Raw records
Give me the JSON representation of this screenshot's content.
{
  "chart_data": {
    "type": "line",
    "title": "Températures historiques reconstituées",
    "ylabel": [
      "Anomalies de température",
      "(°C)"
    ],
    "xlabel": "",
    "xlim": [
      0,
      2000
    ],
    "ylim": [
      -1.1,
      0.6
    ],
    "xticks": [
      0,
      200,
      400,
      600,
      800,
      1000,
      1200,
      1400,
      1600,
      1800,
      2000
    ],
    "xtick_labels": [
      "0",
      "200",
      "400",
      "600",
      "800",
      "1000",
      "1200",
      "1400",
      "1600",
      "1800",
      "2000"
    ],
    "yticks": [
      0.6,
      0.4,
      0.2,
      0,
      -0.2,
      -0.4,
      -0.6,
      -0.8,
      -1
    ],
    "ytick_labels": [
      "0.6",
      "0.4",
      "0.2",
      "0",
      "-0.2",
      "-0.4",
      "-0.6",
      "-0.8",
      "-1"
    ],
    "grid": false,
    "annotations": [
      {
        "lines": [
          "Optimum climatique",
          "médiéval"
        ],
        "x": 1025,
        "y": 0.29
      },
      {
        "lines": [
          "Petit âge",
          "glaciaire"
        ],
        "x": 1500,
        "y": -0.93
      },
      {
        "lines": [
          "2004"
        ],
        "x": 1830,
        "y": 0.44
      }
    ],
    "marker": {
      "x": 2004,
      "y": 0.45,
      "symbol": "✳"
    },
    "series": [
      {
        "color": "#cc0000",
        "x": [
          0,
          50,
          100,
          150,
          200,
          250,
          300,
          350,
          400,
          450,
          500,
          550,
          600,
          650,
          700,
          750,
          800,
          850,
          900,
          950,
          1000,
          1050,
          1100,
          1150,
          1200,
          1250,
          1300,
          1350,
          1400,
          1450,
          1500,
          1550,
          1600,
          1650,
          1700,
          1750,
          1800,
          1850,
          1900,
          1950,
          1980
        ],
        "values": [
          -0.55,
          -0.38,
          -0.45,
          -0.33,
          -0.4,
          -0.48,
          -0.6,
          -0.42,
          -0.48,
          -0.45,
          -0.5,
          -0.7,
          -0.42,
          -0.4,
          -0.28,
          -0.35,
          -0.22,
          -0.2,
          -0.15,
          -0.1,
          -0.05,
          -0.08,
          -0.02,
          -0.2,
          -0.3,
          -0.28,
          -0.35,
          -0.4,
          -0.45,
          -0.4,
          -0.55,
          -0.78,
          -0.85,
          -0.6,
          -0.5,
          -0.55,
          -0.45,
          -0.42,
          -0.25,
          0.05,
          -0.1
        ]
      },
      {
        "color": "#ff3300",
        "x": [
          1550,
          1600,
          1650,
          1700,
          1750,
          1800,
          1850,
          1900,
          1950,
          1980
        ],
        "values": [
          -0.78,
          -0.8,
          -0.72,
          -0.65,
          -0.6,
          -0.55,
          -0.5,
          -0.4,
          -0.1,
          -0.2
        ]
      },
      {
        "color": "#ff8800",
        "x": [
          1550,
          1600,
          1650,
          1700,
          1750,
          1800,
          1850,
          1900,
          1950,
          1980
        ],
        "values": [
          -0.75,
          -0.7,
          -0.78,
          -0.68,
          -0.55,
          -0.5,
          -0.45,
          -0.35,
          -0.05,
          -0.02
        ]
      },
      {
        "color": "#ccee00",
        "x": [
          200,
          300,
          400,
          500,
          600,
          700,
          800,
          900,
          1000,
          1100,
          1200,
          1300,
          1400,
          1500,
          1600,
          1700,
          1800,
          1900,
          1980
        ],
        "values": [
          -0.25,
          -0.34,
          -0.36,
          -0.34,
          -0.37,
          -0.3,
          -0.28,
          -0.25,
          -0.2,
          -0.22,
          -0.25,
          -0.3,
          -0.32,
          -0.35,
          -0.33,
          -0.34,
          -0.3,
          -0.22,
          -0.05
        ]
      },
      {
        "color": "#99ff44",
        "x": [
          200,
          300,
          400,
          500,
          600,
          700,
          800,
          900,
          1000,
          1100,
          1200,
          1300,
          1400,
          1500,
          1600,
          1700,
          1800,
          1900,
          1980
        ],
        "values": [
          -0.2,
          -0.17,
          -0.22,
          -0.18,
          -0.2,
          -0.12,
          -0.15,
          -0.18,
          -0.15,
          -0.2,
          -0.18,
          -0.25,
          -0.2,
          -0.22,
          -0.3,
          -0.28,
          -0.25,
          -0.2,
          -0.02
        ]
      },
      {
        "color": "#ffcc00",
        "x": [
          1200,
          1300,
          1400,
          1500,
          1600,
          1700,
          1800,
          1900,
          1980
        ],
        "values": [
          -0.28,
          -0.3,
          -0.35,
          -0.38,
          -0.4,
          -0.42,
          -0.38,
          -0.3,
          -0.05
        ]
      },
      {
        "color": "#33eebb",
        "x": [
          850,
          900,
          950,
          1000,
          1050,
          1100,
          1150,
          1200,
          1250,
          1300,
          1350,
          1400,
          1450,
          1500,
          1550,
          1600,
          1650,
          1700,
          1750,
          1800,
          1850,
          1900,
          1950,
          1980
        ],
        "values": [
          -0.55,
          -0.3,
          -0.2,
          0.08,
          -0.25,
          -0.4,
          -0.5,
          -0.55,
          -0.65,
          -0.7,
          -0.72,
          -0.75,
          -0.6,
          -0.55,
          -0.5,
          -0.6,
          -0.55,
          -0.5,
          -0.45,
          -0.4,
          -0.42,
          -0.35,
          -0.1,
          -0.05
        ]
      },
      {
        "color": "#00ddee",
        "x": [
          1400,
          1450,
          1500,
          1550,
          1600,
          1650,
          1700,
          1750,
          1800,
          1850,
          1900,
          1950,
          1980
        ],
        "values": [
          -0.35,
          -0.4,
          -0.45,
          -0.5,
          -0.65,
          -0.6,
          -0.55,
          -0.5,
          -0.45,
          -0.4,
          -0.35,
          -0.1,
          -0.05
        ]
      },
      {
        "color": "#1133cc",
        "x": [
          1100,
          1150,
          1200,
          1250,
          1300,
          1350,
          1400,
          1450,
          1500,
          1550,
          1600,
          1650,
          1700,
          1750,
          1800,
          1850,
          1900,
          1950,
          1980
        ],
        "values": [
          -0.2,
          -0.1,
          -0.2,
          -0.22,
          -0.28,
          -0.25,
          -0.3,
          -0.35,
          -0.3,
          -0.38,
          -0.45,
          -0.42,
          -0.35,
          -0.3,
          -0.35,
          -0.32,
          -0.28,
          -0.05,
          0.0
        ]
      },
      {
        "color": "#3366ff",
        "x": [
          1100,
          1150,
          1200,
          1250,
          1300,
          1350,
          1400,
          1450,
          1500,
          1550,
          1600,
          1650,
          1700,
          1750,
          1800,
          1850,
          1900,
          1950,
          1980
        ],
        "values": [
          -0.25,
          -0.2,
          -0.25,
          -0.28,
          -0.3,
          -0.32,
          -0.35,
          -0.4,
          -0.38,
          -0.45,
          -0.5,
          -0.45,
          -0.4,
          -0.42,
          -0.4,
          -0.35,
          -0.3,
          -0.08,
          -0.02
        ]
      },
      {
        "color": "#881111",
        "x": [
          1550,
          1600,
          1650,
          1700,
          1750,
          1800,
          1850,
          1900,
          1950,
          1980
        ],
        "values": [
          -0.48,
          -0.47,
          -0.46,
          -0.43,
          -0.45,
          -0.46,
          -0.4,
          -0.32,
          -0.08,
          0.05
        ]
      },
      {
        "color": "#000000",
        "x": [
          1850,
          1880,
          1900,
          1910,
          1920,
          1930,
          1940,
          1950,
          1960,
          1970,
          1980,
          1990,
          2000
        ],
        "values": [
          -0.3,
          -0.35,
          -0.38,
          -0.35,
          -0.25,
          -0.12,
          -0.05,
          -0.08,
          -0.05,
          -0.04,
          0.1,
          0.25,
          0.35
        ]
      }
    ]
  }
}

...

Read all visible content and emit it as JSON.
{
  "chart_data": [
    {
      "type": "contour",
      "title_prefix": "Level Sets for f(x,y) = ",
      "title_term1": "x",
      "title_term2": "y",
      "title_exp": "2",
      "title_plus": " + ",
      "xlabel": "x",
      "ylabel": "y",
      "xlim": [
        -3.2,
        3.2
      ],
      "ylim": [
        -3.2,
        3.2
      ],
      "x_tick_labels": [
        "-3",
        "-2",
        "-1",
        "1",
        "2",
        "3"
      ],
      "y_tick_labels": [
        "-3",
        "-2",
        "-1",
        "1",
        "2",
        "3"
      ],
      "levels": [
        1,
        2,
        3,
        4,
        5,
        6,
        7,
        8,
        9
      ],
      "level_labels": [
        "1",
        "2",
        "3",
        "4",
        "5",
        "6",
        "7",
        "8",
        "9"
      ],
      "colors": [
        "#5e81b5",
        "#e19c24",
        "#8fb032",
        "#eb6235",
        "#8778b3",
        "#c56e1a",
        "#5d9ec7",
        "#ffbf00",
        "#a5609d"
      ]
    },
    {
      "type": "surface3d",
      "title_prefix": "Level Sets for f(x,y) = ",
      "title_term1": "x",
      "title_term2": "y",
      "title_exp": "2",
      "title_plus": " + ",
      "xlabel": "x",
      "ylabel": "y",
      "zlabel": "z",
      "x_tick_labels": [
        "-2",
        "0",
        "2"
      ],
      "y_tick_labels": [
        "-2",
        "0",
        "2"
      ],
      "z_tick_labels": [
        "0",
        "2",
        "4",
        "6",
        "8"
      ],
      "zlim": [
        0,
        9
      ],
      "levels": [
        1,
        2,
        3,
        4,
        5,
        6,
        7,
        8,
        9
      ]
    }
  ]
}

==

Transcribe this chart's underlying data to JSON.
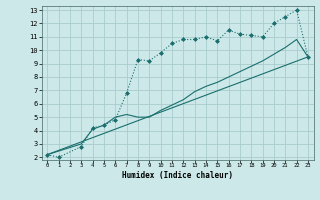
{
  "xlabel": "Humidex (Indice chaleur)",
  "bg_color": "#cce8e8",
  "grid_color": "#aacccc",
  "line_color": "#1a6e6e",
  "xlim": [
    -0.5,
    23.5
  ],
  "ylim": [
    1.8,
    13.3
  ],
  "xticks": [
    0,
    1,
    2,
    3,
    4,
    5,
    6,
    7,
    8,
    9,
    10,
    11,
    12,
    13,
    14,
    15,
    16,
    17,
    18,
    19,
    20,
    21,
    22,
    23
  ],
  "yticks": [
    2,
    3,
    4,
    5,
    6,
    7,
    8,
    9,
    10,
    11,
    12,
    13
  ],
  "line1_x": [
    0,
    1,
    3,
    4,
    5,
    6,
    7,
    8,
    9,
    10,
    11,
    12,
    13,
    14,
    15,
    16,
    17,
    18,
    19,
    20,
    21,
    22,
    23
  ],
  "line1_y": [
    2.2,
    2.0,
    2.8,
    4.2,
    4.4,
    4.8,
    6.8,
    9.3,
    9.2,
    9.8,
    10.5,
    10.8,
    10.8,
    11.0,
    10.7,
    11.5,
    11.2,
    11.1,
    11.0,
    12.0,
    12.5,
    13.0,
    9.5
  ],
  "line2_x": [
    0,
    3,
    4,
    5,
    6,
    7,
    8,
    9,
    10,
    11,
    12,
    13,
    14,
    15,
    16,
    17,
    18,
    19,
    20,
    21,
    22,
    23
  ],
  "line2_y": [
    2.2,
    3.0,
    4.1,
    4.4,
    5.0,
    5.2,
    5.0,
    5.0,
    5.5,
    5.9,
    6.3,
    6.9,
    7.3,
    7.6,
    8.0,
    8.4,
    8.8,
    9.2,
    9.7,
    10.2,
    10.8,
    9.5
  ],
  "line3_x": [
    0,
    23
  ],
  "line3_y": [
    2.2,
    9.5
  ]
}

WRITTEN EXERCISE: Select, from the listing, all lines that include the word "JSON".

EXERCISE RESULT:
Give me the JSON representation of this screenshot's content.
Read all visible content and emit it as JSON.
Transcribe this chart's underlying data to JSON.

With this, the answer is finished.